▸ Task requirements: Would you restate all the data that follows, word for word?

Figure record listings
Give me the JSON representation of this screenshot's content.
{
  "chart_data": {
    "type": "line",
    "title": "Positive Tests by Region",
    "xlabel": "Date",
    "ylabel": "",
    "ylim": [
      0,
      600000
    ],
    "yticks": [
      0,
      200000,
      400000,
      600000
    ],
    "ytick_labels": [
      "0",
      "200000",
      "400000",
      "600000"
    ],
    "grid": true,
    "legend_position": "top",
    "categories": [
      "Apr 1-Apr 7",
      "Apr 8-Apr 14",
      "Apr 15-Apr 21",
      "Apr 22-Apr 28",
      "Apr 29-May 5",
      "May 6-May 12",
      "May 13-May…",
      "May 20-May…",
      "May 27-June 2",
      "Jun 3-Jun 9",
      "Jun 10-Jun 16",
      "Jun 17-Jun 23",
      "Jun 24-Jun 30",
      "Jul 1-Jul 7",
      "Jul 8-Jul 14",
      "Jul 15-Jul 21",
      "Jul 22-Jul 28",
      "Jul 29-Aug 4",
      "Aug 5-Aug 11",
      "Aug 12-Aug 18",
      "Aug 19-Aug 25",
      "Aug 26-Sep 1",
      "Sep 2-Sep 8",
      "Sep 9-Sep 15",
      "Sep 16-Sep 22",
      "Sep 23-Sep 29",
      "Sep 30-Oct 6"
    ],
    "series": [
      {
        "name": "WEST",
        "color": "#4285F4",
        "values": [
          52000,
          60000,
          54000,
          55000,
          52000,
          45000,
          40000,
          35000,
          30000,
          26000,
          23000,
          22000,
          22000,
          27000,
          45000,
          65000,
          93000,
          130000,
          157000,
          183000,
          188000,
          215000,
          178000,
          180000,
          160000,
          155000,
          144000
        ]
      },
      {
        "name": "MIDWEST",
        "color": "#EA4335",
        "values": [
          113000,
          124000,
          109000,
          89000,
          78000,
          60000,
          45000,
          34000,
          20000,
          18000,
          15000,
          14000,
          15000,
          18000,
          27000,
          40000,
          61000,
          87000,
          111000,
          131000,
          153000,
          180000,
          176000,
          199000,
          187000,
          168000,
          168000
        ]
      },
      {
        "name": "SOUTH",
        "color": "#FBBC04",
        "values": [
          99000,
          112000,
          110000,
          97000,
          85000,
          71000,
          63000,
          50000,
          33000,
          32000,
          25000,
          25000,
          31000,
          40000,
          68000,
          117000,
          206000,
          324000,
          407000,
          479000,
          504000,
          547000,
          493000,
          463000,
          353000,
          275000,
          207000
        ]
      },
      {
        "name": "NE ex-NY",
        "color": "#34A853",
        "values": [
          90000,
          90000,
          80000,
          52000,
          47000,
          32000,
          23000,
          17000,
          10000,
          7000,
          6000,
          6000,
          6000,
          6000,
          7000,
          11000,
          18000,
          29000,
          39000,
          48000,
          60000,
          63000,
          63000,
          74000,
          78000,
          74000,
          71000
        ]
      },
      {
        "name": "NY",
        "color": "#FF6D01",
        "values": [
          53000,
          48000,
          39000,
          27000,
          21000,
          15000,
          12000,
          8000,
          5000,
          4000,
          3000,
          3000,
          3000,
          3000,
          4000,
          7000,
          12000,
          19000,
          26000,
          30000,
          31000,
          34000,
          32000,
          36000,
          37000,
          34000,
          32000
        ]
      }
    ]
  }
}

▸ Task response:
Give me the JSON representation of this screenshot's content.
{
  "chart_data": {
    "type": "line",
    "title": "Positive Tests by Region",
    "xlabel": "Date",
    "ylabel": "",
    "ylim": [
      0,
      600000
    ],
    "yticks": [
      0,
      200000,
      400000,
      600000
    ],
    "ytick_labels": [
      "0",
      "200000",
      "400000",
      "600000"
    ],
    "grid": true,
    "legend_position": "top",
    "categories": [
      "Apr 1-Apr 7",
      "Apr 8-Apr 14",
      "Apr 15-Apr 21",
      "Apr 22-Apr 28",
      "Apr 29-May 5",
      "May 6-May 12",
      "May 13-May…",
      "May 20-May…",
      "May 27-June 2",
      "Jun 3-Jun 9",
      "Jun 10-Jun 16",
      "Jun 17-Jun 23",
      "Jun 24-Jun 30",
      "Jul 1-Jul 7",
      "Jul 8-Jul 14",
      "Jul 15-Jul 21",
      "Jul 22-Jul 28",
      "Jul 29-Aug 4",
      "Aug 5-Aug 11",
      "Aug 12-Aug 18",
      "Aug 19-Aug 25",
      "Aug 26-Sep 1",
      "Sep 2-Sep 8",
      "Sep 9-Sep 15",
      "Sep 16-Sep 22",
      "Sep 23-Sep 29",
      "Sep 30-Oct 6"
    ],
    "series": [
      {
        "name": "WEST",
        "color": "#4285F4",
        "values": [
          52000,
          60000,
          54000,
          55000,
          52000,
          45000,
          40000,
          35000,
          30000,
          26000,
          23000,
          22000,
          22000,
          27000,
          45000,
          65000,
          93000,
          130000,
          157000,
          183000,
          188000,
          215000,
          178000,
          180000,
          160000,
          155000,
          144000
        ]
      },
      {
        "name": "MIDWEST",
        "color": "#EA4335",
        "values": [
          113000,
          124000,
          109000,
          89000,
          78000,
          60000,
          45000,
          34000,
          20000,
          18000,
          15000,
          14000,
          15000,
          18000,
          27000,
          40000,
          61000,
          87000,
          111000,
          131000,
          153000,
          180000,
          176000,
          199000,
          187000,
          168000,
          168000
        ]
      },
      {
        "name": "SOUTH",
        "color": "#FBBC04",
        "values": [
          99000,
          112000,
          110000,
          97000,
          85000,
          71000,
          63000,
          50000,
          33000,
          32000,
          25000,
          25000,
          31000,
          40000,
          68000,
          117000,
          206000,
          324000,
          407000,
          479000,
          504000,
          547000,
          493000,
          463000,
          353000,
          275000,
          207000
        ]
      },
      {
        "name": "NE ex-NY",
        "color": "#34A853",
        "values": [
          90000,
          90000,
          80000,
          52000,
          47000,
          32000,
          23000,
          17000,
          10000,
          7000,
          6000,
          6000,
          6000,
          6000,
          7000,
          11000,
          18000,
          29000,
          39000,
          48000,
          60000,
          63000,
          63000,
          74000,
          78000,
          74000,
          71000
        ]
      },
      {
        "name": "NY",
        "color": "#FF6D01",
        "values": [
          53000,
          48000,
          39000,
          27000,
          21000,
          15000,
          12000,
          8000,
          5000,
          4000,
          3000,
          3000,
          3000,
          3000,
          4000,
          7000,
          12000,
          19000,
          26000,
          30000,
          31000,
          34000,
          32000,
          36000,
          37000,
          34000,
          32000
        ]
      }
    ]
  }
}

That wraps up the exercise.